#### What this task involves:
Read the entries below and pull out each line with the string "name".
---------- Exercise data ----------
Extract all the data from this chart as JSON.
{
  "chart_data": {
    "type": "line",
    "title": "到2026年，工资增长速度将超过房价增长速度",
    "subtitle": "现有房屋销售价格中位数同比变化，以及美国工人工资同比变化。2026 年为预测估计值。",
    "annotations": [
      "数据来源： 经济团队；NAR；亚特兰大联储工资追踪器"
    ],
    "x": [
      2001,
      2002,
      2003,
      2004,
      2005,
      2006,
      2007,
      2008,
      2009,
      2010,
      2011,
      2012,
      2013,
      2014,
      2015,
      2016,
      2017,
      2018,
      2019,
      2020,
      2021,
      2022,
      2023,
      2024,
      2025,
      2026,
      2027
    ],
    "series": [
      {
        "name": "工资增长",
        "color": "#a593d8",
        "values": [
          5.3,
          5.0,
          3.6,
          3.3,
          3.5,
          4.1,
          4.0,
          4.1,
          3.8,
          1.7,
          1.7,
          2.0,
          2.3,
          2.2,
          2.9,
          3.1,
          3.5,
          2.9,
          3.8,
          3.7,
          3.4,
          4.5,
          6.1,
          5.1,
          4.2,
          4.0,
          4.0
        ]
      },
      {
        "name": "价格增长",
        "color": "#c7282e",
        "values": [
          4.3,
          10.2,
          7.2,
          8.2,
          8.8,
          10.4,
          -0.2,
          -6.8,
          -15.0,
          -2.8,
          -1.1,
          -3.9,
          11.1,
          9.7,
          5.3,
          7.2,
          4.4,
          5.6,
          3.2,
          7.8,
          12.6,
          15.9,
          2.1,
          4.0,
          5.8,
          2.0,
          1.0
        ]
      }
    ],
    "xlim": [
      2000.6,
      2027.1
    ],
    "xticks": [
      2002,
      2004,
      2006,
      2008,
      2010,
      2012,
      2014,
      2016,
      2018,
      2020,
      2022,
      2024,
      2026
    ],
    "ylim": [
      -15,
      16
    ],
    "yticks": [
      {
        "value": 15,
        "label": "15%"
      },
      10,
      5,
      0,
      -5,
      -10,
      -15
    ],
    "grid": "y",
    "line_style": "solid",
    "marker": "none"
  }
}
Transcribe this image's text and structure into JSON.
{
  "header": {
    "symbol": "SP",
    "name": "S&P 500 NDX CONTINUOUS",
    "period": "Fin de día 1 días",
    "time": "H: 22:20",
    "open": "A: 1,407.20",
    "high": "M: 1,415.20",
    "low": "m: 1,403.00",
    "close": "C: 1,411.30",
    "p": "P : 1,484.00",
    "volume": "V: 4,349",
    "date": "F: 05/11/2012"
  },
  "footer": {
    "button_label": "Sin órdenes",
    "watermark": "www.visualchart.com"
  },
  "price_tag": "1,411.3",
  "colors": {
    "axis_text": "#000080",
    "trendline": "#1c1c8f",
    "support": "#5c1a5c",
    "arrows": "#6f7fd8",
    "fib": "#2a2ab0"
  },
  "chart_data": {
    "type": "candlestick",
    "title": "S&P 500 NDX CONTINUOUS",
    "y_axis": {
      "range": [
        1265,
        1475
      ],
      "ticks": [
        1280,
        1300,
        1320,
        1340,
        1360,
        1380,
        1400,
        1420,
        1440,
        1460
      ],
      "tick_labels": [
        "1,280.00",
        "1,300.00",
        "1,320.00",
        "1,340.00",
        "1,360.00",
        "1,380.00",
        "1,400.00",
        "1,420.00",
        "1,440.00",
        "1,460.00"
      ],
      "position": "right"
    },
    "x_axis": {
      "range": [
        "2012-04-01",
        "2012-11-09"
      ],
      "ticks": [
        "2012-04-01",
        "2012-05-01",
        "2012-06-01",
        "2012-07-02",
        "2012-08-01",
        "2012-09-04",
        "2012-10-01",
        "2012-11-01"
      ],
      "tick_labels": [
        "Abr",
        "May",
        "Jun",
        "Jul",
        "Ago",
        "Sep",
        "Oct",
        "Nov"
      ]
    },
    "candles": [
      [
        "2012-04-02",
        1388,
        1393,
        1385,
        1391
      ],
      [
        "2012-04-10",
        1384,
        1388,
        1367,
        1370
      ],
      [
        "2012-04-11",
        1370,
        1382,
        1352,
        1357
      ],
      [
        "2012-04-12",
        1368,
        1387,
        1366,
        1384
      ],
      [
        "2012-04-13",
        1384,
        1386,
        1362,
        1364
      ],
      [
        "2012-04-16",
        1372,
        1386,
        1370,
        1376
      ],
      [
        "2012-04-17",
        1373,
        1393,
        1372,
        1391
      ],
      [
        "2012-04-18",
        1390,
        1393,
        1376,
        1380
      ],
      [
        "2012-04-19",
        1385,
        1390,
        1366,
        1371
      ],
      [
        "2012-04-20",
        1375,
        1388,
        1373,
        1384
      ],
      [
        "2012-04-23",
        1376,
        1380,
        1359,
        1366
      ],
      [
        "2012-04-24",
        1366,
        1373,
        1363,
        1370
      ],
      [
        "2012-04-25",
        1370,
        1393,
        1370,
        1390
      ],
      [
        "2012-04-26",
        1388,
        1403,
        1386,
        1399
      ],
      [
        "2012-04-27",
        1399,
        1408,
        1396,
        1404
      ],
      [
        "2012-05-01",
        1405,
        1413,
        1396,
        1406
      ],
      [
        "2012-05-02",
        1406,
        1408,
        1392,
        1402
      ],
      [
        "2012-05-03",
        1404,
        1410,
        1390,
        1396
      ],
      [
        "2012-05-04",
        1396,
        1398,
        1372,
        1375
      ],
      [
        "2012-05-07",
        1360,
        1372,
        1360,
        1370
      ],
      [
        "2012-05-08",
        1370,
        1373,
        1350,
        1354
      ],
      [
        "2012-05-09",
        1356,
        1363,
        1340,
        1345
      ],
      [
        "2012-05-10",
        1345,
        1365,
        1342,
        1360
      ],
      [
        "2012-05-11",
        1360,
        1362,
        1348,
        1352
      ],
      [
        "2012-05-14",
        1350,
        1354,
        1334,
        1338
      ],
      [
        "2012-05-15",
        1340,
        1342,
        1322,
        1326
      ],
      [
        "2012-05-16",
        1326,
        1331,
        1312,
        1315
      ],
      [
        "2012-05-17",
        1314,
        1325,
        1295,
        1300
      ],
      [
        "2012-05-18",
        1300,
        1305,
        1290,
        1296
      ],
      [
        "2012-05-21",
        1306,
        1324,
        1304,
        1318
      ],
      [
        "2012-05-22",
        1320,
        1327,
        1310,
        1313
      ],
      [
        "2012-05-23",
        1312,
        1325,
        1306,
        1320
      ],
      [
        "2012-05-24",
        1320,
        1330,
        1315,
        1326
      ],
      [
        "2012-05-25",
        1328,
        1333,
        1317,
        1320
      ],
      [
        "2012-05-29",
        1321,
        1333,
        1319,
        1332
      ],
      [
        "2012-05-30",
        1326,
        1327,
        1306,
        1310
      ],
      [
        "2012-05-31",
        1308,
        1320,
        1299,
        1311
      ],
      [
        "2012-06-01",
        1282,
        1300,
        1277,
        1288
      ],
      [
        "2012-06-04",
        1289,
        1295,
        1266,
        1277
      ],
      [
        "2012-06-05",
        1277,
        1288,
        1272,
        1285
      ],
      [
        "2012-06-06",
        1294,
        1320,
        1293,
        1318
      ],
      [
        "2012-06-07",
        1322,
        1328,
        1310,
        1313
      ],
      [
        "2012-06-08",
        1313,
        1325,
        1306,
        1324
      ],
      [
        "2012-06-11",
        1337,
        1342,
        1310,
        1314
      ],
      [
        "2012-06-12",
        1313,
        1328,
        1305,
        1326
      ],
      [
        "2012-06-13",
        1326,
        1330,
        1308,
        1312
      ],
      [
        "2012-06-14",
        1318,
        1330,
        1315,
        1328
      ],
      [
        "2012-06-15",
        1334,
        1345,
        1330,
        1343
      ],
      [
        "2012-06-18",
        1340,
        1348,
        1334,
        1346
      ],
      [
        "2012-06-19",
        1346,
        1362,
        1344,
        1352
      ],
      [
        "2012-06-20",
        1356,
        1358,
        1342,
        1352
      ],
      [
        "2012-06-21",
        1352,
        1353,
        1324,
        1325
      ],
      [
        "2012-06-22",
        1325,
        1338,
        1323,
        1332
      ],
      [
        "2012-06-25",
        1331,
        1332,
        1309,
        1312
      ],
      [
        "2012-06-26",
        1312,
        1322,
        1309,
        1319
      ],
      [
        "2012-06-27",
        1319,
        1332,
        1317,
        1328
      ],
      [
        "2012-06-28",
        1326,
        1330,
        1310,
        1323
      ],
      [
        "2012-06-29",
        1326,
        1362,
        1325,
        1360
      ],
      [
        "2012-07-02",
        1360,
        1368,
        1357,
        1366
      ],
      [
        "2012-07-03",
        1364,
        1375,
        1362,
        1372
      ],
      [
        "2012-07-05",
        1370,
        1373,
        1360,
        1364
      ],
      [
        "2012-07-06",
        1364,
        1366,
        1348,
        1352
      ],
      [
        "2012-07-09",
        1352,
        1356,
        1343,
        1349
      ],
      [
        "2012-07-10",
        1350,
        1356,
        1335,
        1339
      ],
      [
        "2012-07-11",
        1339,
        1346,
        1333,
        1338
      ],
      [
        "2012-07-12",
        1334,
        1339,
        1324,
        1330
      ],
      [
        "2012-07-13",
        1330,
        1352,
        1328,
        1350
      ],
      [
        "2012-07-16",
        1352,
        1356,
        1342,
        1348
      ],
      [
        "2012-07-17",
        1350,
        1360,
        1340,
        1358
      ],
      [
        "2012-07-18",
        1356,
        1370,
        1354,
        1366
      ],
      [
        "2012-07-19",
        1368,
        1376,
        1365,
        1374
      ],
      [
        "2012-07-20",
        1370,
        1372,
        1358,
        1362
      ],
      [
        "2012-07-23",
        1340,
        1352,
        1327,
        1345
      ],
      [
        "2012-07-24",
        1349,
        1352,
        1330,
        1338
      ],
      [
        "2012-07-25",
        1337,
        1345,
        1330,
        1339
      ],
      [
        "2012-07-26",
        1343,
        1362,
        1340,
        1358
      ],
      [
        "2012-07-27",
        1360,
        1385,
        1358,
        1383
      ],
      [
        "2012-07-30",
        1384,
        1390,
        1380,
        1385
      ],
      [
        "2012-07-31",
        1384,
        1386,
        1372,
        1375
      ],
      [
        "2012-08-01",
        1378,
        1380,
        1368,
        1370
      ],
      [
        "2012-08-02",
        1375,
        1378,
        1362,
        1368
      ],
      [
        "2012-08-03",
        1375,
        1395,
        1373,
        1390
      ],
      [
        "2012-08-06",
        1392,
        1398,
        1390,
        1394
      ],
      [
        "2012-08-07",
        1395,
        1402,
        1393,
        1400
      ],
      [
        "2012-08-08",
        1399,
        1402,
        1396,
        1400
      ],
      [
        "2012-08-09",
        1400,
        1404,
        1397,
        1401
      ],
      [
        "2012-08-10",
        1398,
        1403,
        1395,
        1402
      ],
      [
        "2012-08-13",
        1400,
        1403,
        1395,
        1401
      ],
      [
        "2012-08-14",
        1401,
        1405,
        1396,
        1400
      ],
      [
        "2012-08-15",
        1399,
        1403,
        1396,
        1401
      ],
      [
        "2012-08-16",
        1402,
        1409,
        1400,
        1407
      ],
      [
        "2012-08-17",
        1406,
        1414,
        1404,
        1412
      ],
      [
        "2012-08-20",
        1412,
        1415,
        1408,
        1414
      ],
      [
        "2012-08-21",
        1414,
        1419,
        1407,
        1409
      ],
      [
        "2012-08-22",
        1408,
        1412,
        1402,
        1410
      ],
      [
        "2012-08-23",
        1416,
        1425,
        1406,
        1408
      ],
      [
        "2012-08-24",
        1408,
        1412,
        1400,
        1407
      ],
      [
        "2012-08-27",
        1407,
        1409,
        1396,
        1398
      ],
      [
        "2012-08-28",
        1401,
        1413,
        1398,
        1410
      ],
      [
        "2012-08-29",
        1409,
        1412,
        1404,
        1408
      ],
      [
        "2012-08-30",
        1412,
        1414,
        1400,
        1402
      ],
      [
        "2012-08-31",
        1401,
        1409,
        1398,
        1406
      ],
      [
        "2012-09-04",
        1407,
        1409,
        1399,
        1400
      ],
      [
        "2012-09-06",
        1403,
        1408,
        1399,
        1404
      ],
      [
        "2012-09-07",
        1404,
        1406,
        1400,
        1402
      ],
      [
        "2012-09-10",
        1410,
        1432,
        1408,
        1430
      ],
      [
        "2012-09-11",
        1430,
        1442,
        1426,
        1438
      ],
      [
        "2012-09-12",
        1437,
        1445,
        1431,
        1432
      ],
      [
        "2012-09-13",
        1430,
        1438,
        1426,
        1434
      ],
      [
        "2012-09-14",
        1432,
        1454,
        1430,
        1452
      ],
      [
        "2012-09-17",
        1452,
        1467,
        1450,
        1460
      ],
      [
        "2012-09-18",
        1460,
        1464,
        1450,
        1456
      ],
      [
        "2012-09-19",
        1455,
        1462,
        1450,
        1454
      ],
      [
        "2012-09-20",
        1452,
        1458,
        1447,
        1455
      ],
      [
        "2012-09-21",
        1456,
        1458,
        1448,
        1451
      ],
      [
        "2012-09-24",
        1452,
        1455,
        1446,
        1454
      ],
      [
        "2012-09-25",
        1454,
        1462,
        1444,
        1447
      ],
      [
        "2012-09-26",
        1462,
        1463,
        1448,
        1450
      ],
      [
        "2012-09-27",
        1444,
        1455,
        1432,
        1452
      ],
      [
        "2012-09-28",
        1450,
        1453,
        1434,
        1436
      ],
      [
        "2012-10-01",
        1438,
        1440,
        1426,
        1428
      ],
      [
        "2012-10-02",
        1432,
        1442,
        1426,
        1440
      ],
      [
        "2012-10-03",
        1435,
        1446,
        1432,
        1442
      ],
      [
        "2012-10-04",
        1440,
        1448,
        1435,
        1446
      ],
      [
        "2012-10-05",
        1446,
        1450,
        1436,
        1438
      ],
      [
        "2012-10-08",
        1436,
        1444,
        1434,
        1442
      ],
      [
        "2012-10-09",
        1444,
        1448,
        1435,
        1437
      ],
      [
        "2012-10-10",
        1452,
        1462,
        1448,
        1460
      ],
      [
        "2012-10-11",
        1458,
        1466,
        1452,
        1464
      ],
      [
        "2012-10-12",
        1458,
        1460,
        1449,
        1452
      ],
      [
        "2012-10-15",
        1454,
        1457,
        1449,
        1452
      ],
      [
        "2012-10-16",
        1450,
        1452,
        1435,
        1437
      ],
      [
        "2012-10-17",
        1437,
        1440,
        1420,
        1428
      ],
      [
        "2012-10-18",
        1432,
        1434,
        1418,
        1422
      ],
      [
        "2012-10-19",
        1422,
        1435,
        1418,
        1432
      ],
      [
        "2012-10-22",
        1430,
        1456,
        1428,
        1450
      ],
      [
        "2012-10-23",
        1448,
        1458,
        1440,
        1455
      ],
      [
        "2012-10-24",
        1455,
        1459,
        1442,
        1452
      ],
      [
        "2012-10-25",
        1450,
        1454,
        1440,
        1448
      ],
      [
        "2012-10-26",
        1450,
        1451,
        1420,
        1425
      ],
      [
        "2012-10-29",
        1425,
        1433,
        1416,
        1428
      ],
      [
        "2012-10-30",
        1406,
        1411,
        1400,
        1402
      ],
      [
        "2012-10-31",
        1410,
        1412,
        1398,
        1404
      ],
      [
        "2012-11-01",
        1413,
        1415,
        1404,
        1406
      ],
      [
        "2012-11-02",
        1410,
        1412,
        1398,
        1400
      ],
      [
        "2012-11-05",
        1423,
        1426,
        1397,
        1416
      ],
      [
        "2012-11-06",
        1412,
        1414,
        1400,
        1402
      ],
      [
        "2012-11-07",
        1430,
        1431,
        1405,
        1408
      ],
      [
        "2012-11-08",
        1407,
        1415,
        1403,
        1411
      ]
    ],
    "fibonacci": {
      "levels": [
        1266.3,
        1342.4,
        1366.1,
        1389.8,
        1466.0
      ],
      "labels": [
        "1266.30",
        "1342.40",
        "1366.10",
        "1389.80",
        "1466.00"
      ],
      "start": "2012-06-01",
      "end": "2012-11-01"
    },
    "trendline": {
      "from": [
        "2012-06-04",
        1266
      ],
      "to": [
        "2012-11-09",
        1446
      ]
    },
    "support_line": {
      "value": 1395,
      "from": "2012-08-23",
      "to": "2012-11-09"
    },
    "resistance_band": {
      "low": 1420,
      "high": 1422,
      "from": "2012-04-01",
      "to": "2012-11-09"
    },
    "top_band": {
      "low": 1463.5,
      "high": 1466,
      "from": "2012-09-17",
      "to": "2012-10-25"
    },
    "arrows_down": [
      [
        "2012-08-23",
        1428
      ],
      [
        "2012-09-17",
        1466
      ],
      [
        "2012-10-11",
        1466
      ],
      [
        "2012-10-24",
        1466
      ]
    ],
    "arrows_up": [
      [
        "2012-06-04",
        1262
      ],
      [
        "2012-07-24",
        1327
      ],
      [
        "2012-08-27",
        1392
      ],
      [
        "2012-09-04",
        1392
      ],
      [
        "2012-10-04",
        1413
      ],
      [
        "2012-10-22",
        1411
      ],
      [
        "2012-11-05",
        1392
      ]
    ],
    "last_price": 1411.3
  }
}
----------
#### Answer in full:
        "name": "工资增长",
        "name": "价格增长",
    "name": "S&P 500 NDX CONTINUOUS",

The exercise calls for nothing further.